TASK DIRECTIONS =>
Your task is to reproduce the material exactly.
** BEGIN MATERIAL SHOWN **
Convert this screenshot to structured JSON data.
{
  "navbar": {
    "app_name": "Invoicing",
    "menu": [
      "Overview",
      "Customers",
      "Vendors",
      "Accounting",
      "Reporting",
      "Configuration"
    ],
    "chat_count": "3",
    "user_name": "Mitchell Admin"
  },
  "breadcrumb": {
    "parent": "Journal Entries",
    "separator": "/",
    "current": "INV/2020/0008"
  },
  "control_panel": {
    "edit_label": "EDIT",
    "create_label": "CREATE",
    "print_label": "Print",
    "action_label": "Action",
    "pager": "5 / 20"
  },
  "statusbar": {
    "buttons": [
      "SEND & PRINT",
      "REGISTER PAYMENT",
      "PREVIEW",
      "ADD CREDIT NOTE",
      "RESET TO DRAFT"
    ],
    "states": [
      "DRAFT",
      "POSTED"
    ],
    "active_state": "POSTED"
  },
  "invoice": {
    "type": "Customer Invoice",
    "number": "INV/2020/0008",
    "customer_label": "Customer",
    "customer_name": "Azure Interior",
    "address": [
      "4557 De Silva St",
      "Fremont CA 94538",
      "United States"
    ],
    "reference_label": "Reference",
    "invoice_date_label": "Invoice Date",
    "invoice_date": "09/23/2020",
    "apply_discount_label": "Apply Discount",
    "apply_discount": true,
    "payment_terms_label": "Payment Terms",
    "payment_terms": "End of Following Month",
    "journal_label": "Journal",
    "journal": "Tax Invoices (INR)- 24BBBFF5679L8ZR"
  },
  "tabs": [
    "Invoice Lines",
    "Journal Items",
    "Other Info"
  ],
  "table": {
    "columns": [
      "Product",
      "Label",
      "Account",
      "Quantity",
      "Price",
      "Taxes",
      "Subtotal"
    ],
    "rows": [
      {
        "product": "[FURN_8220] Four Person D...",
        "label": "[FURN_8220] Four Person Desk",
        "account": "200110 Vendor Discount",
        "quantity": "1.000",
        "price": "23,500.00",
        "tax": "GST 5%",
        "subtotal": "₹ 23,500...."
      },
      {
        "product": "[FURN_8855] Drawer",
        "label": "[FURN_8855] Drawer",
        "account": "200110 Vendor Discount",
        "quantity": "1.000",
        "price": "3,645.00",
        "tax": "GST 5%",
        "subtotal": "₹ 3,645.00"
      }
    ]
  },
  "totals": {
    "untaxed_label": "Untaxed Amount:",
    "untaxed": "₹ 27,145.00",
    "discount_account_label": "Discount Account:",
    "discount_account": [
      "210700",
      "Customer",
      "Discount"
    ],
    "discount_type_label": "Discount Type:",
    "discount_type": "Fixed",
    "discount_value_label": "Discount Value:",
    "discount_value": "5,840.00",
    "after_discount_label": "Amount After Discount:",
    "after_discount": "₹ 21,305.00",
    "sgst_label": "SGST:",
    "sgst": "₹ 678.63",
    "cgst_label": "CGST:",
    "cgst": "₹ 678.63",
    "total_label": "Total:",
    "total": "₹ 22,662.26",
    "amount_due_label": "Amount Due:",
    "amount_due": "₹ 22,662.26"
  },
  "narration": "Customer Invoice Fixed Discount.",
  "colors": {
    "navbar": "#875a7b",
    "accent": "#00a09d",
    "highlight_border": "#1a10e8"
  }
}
** END MATERIAL SHOWN **
RESPONSE TO THE EXERCISE =>
Convert this screenshot to structured JSON data.
{
  "navbar": {
    "app_name": "Invoicing",
    "menu": [
      "Overview",
      "Customers",
      "Vendors",
      "Accounting",
      "Reporting",
      "Configuration"
    ],
    "chat_count": "3",
    "user_name": "Mitchell Admin"
  },
  "breadcrumb": {
    "parent": "Journal Entries",
    "separator": "/",
    "current": "INV/2020/0008"
  },
  "control_panel": {
    "edit_label": "EDIT",
    "create_label": "CREATE",
    "print_label": "Print",
    "action_label": "Action",
    "pager": "5 / 20"
  },
  "statusbar": {
    "buttons": [
      "SEND & PRINT",
      "REGISTER PAYMENT",
      "PREVIEW",
      "ADD CREDIT NOTE",
      "RESET TO DRAFT"
    ],
    "states": [
      "DRAFT",
      "POSTED"
    ],
    "active_state": "POSTED"
  },
  "invoice": {
    "type": "Customer Invoice",
    "number": "INV/2020/0008",
    "customer_label": "Customer",
    "customer_name": "Azure Interior",
    "address": [
      "4557 De Silva St",
      "Fremont CA 94538",
      "United States"
    ],
    "reference_label": "Reference",
    "invoice_date_label": "Invoice Date",
    "invoice_date": "09/23/2020",
    "apply_discount_label": "Apply Discount",
    "apply_discount": true,
    "payment_terms_label": "Payment Terms",
    "payment_terms": "End of Following Month",
    "journal_label": "Journal",
    "journal": "Tax Invoices (INR)- 24BBBFF5679L8ZR"
  },
  "tabs": [
    "Invoice Lines",
    "Journal Items",
    "Other Info"
  ],
  "table": {
    "columns": [
      "Product",
      "Label",
      "Account",
      "Quantity",
      "Price",
      "Taxes",
      "Subtotal"
    ],
    "rows": [
      {
        "product": "[FURN_8220] Four Person D...",
        "label": "[FURN_8220] Four Person Desk",
        "account": "200110 Vendor Discount",
        "quantity": "1.000",
        "price": "23,500.00",
        "tax": "GST 5%",
        "subtotal": "₹ 23,500...."
      },
      {
        "product": "[FURN_8855] Drawer",
        "label": "[FURN_8855] Drawer",
        "account": "200110 Vendor Discount",
        "quantity": "1.000",
        "price": "3,645.00",
        "tax": "GST 5%",
        "subtotal": "₹ 3,645.00"
      }
    ]
  },
  "totals": {
    "untaxed_label": "Untaxed Amount:",
    "untaxed": "₹ 27,145.00",
    "discount_account_label": "Discount Account:",
    "discount_account": [
      "210700",
      "Customer",
      "Discount"
    ],
    "discount_type_label": "Discount Type:",
    "discount_type": "Fixed",
    "discount_value_label": "Discount Value:",
    "discount_value": "5,840.00",
    "after_discount_label": "Amount After Discount:",
    "after_discount": "₹ 21,305.00",
    "sgst_label": "SGST:",
    "sgst": "₹ 678.63",
    "cgst_label": "CGST:",
    "cgst": "₹ 678.63",
    "total_label": "Total:",
    "total": "₹ 22,662.26",
    "amount_due_label": "Amount Due:",
    "amount_due": "₹ 22,662.26"
  },
  "narration": "Customer Invoice Fixed Discount.",
  "colors": {
    "navbar": "#875a7b",
    "accent": "#00a09d",
    "highlight_border": "#1a10e8"
  }
}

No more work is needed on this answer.